▸ **Data for analysis**
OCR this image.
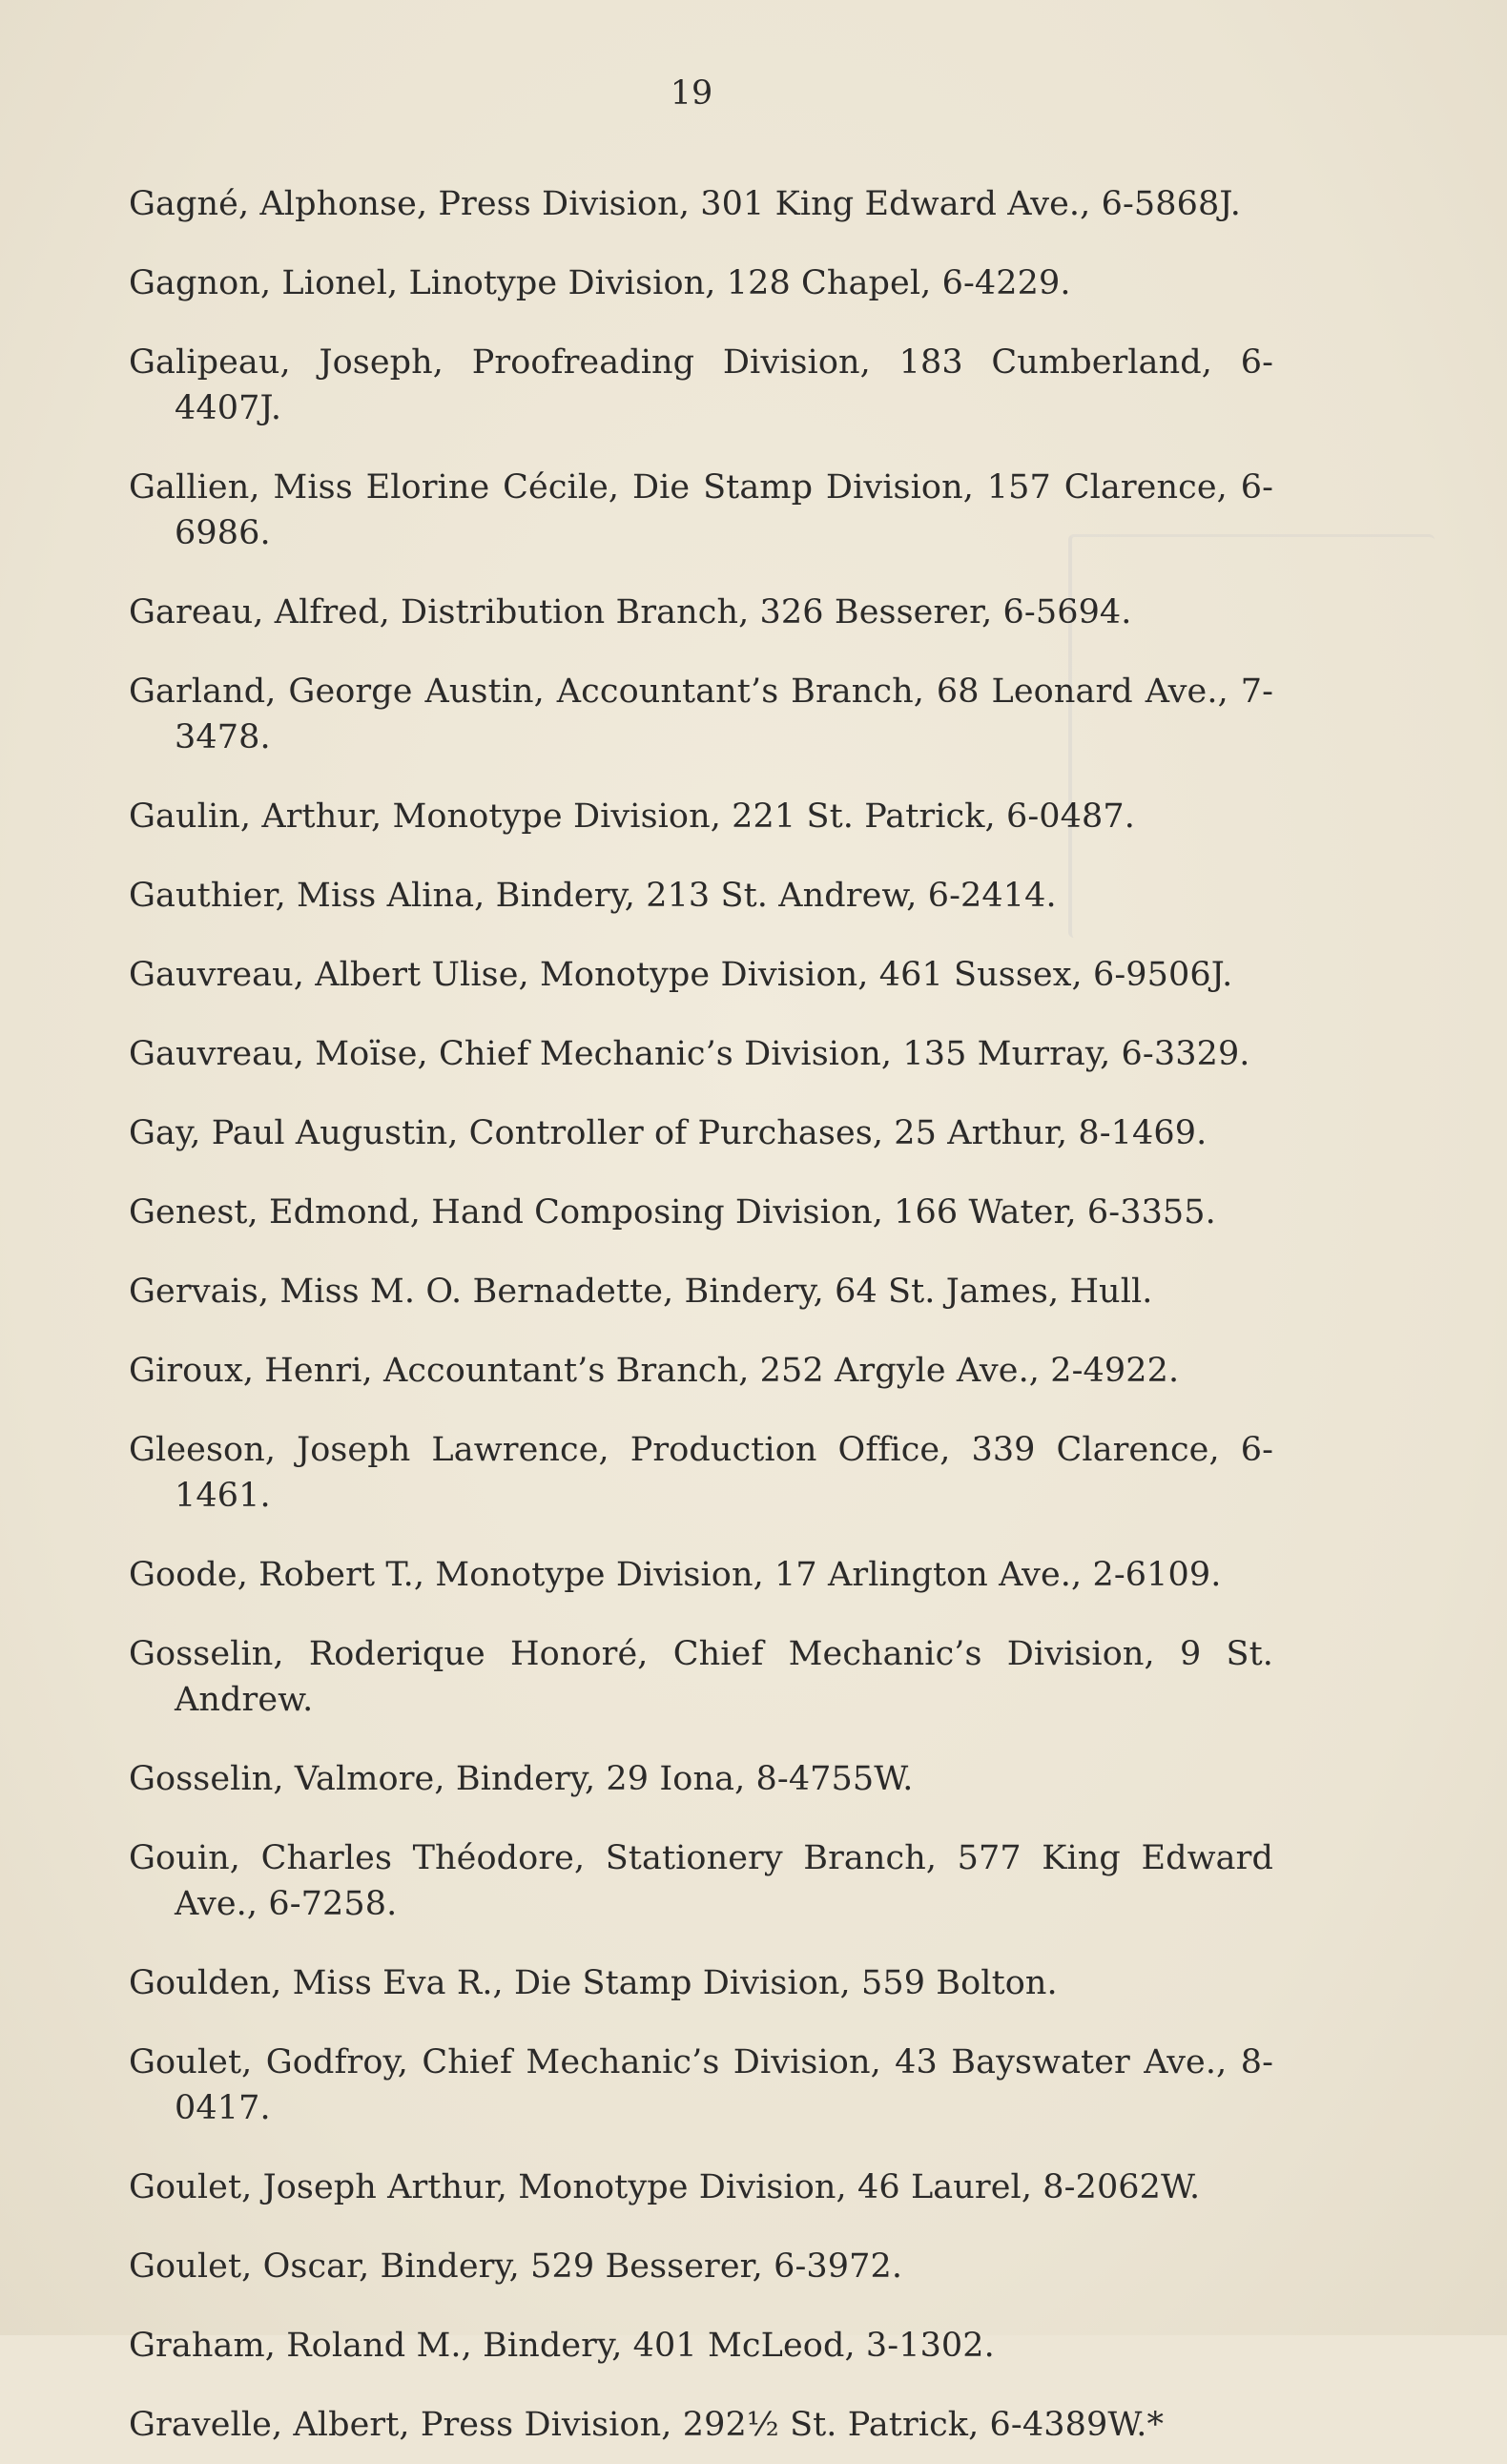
19

Gagné, Alphonse, Press Division, 301 King Edward Ave., 6-5868J.

Gagnon, Lionel, Linotype Division, 128 Chapel, 6-4229.

Galipeau, Joseph, Proofreading Division, 183 Cumberland, 6-4407J.

Gallien, Miss Elorine Cécile, Die Stamp Division, 157 Clarence, 6-6986.

Gareau, Alfred, Distribution Branch, 326 Besserer, 6-5694.

Garland, George Austin, Accountant’s Branch, 68 Leonard Ave., 7-3478.

Gaulin, Arthur, Monotype Division, 221 St. Patrick, 6-0487.

Gauthier, Miss Alina, Bindery, 213 St. Andrew, 6-2414.

Gauvreau, Albert Ulise, Monotype Division, 461 Sussex, 6-9506J.

Gauvreau, Moïse, Chief Mechanic’s Division, 135 Murray, 6-3329.

Gay, Paul Augustin, Controller of Purchases, 25 Arthur, 8-1469.

Genest, Edmond, Hand Composing Division, 166 Water, 6-3355.

Gervais, Miss M. O. Bernadette, Bindery, 64 St. James, Hull.

Giroux, Henri, Accountant’s Branch, 252 Argyle Ave., 2-4922.

Gleeson, Joseph Lawrence, Production Office, 339 Clarence, 6-1461.

Goode, Robert T., Monotype Division, 17 Arlington Ave., 2-6109.

Gosselin, Roderique Honoré, Chief Mechanic’s Division, 9 St. Andrew.

Gosselin, Valmore, Bindery, 29 Iona, 8-4755W.

Gouin, Charles Théodore, Stationery Branch, 577 King Edward Ave., 6-7258.

Goulden, Miss Eva R., Die Stamp Division, 559 Bolton.

Goulet, Godfroy, Chief Mechanic’s Division, 43 Bayswater Ave., 8-0417.

Goulet, Joseph Arthur, Monotype Division, 46 Laurel, 8-2062W.

Goulet, Oscar, Bindery, 529 Besserer, 6-3972.

Graham, Roland M., Bindery, 401 McLeod, 3-1302.

Gravelle, Albert, Press Division, 292½ St. Patrick, 6-4389W.*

▸ **Your task**
Please output the material above unchanged, apart from removing the pictures.

▸ **Your response**
OCR this image.
19

Gagné, Alphonse, Press Division, 301 King Edward Ave., 6-5868J.

Gagnon, Lionel, Linotype Division, 128 Chapel, 6-4229.

Galipeau, Joseph, Proofreading Division, 183 Cumberland, 6-4407J.

Gallien, Miss Elorine Cécile, Die Stamp Division, 157 Clarence, 6-6986.

Gareau, Alfred, Distribution Branch, 326 Besserer, 6-5694.

Garland, George Austin, Accountant’s Branch, 68 Leonard Ave., 7-3478.

Gaulin, Arthur, Monotype Division, 221 St. Patrick, 6-0487.

Gauthier, Miss Alina, Bindery, 213 St. Andrew, 6-2414.

Gauvreau, Albert Ulise, Monotype Division, 461 Sussex, 6-9506J.

Gauvreau, Moïse, Chief Mechanic’s Division, 135 Murray, 6-3329.

Gay, Paul Augustin, Controller of Purchases, 25 Arthur, 8-1469.

Genest, Edmond, Hand Composing Division, 166 Water, 6-3355.

Gervais, Miss M. O. Bernadette, Bindery, 64 St. James, Hull.

Giroux, Henri, Accountant’s Branch, 252 Argyle Ave., 2-4922.

Gleeson, Joseph Lawrence, Production Office, 339 Clarence, 6-1461.

Goode, Robert T., Monotype Division, 17 Arlington Ave., 2-6109.

Gosselin, Roderique Honoré, Chief Mechanic’s Division, 9 St. Andrew.

Gosselin, Valmore, Bindery, 29 Iona, 8-4755W.

Gouin, Charles Théodore, Stationery Branch, 577 King Edward Ave., 6-7258.

Goulden, Miss Eva R., Die Stamp Division, 559 Bolton.

Goulet, Godfroy, Chief Mechanic’s Division, 43 Bayswater Ave., 8-0417.

Goulet, Joseph Arthur, Monotype Division, 46 Laurel, 8-2062W.

Goulet, Oscar, Bindery, 529 Besserer, 6-3972.

Graham, Roland M., Bindery, 401 McLeod, 3-1302.

Gravelle, Albert, Press Division, 292½ St. Patrick, 6-4389W.*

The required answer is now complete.